GIVEN TASK: Give only the count of lines containing "我的舞台".
──────── EXERCISE MATERIAL
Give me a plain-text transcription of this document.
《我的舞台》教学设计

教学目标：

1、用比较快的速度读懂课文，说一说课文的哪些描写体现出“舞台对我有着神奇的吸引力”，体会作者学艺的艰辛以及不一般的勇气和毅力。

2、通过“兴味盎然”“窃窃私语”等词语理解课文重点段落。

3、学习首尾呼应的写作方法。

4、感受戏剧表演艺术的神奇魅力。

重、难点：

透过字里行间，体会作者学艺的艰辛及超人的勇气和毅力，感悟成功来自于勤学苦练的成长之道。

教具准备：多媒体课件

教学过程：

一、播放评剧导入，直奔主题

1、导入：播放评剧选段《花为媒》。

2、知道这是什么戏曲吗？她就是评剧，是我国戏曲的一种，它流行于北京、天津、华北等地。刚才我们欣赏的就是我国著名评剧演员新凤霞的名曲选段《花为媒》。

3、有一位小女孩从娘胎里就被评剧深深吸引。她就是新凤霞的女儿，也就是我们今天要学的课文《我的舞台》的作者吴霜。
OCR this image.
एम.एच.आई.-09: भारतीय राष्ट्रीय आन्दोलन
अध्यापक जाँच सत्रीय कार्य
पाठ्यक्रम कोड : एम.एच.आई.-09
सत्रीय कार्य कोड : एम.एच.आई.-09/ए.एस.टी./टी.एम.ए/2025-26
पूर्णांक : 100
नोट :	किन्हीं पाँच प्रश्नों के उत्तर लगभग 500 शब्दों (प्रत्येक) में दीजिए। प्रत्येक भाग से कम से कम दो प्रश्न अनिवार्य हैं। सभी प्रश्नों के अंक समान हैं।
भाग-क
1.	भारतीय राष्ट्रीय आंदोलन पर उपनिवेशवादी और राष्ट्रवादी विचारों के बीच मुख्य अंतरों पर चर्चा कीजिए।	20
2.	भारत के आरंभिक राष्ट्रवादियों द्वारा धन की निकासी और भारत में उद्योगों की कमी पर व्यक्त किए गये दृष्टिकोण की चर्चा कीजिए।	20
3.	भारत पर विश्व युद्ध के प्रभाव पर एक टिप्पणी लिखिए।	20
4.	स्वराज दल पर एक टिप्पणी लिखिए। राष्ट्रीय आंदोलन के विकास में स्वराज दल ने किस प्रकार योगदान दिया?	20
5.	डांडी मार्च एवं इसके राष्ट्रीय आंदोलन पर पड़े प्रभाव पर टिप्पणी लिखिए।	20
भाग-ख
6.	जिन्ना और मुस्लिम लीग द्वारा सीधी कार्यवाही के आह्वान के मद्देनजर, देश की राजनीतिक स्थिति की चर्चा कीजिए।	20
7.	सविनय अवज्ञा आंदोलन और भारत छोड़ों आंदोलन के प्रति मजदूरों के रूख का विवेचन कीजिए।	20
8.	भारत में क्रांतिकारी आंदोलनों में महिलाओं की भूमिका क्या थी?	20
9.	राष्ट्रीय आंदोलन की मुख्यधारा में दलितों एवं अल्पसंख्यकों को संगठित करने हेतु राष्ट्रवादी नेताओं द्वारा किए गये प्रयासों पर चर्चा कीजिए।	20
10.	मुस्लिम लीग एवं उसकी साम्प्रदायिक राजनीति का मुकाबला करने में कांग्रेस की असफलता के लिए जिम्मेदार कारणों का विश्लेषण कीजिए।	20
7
────────────────
OUTPUT FOR THIS EXERCISE: 2